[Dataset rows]
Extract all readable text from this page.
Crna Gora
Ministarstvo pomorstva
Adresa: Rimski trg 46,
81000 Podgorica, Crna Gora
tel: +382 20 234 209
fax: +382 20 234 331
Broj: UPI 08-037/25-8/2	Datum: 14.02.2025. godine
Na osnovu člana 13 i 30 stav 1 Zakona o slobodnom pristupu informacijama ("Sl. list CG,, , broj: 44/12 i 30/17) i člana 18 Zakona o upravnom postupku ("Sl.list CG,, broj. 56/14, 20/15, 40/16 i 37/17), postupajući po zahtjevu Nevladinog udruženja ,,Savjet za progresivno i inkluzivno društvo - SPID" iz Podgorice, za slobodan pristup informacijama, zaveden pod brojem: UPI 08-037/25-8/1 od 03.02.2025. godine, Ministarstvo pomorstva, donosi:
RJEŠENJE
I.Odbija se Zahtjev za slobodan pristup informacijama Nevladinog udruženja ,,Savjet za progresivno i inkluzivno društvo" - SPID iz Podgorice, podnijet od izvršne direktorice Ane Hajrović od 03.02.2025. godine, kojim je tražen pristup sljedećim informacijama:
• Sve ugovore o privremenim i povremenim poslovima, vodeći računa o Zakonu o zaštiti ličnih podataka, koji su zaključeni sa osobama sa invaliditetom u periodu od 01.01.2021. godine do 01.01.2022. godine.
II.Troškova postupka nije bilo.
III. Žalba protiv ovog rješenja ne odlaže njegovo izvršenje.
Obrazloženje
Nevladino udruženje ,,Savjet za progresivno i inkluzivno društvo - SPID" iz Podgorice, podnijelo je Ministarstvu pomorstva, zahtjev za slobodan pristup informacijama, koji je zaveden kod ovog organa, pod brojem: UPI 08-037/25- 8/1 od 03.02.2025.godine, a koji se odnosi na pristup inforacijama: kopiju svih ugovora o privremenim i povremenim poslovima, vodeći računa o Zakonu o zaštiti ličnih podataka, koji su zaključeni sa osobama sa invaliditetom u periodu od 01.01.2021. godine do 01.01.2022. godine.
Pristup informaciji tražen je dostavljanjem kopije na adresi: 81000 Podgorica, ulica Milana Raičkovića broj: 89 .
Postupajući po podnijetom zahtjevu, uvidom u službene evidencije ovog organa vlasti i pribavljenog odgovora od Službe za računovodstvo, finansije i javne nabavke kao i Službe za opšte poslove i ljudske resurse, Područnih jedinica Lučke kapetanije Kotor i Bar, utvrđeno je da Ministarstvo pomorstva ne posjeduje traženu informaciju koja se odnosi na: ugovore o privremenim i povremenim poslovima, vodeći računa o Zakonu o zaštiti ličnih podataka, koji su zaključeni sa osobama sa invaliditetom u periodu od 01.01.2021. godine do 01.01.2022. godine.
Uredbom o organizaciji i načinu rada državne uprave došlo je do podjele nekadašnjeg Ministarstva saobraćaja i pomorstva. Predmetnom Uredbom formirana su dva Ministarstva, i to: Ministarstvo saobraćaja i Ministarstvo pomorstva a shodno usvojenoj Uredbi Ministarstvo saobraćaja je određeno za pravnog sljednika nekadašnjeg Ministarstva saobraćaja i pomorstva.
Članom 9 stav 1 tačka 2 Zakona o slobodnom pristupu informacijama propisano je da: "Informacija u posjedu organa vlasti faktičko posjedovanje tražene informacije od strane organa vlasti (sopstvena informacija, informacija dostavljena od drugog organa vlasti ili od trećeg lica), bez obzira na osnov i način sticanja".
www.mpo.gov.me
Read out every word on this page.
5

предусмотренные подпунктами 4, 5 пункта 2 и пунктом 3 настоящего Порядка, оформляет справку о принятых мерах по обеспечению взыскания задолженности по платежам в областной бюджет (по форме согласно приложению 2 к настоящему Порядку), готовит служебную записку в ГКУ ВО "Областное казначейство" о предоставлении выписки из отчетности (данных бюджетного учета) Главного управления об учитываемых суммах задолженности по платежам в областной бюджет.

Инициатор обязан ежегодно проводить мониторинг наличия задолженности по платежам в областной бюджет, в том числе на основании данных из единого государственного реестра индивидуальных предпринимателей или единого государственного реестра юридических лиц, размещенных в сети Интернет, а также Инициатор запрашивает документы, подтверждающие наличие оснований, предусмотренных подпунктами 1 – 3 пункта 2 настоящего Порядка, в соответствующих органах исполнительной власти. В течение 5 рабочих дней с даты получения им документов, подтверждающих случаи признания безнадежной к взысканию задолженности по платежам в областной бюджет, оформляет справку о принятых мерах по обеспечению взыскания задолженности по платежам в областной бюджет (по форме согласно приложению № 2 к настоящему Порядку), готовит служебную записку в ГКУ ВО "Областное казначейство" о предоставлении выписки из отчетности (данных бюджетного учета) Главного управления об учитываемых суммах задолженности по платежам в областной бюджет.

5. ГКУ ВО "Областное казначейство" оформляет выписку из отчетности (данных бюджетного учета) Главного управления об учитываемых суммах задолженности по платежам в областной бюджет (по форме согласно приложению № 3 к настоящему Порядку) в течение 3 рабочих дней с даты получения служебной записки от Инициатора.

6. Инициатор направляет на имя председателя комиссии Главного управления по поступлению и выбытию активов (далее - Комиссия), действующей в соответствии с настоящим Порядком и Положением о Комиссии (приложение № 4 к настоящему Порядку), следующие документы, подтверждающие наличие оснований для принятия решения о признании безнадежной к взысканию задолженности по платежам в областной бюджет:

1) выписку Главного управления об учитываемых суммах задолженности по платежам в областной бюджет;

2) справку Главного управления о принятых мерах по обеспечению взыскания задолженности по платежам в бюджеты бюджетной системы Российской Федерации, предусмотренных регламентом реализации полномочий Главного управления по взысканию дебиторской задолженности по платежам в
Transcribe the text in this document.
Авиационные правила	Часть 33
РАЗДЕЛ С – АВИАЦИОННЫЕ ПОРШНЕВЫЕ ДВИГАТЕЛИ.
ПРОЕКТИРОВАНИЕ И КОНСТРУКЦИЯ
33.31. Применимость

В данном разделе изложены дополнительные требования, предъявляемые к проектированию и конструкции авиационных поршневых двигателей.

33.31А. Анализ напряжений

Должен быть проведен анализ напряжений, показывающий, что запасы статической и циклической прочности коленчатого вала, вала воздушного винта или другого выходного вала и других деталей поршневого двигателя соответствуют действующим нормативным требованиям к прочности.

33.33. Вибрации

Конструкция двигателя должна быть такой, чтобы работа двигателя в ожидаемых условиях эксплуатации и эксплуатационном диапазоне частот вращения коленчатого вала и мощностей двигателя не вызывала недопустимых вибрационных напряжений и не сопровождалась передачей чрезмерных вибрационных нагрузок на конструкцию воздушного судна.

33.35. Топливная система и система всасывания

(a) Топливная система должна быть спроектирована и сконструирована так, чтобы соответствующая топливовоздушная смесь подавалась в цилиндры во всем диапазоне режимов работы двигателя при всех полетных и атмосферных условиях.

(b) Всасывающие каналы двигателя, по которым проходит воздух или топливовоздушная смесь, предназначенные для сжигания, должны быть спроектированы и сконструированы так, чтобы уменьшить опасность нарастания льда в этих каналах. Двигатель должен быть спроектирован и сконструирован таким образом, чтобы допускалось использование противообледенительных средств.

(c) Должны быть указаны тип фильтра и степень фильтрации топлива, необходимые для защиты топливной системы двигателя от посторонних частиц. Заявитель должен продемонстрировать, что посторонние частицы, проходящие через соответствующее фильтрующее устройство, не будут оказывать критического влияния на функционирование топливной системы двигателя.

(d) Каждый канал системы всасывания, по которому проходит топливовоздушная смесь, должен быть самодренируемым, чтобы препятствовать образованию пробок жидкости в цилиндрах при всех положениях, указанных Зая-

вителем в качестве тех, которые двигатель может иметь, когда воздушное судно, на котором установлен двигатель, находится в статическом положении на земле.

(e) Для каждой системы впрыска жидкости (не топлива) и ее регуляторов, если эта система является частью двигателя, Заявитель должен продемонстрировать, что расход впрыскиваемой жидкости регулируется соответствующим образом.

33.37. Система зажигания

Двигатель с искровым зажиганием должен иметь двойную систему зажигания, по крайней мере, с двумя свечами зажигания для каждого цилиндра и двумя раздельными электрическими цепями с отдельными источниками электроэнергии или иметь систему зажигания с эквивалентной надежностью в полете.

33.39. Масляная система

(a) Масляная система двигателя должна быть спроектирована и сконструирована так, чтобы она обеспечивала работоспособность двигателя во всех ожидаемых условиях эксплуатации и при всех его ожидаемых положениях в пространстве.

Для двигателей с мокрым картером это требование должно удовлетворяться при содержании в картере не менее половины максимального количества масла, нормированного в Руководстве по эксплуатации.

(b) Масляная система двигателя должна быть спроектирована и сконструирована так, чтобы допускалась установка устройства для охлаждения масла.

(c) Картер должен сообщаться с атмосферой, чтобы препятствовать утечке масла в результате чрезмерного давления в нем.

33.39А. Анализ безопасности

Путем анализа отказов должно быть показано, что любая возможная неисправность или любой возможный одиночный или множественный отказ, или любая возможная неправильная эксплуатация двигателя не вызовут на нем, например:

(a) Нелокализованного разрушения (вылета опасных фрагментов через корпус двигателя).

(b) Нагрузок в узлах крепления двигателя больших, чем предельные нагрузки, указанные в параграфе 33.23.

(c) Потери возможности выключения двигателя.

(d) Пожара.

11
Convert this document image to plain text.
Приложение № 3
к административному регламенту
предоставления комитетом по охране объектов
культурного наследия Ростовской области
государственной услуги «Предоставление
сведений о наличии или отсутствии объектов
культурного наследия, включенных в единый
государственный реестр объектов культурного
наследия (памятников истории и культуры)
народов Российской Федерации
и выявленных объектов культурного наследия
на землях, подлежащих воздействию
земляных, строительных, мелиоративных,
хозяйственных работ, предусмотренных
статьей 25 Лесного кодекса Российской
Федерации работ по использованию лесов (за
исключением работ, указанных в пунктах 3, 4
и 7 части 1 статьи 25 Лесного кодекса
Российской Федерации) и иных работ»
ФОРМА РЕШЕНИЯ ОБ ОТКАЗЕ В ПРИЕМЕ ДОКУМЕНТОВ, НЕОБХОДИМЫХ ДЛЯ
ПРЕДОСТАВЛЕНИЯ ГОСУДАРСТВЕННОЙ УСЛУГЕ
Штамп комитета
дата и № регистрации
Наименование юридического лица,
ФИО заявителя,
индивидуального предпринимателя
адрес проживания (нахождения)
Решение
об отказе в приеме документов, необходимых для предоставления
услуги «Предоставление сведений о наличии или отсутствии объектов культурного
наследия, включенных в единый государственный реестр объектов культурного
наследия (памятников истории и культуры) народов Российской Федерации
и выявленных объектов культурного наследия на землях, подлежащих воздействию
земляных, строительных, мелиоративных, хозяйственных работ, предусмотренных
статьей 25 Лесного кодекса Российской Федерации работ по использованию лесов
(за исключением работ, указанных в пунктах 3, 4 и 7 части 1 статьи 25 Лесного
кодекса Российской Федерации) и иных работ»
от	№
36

> REQUIREMENTS: Give the number of lines that carry the word "зажигания", with nothing added.

> ANSWER FOR THIS EXERCISE: 2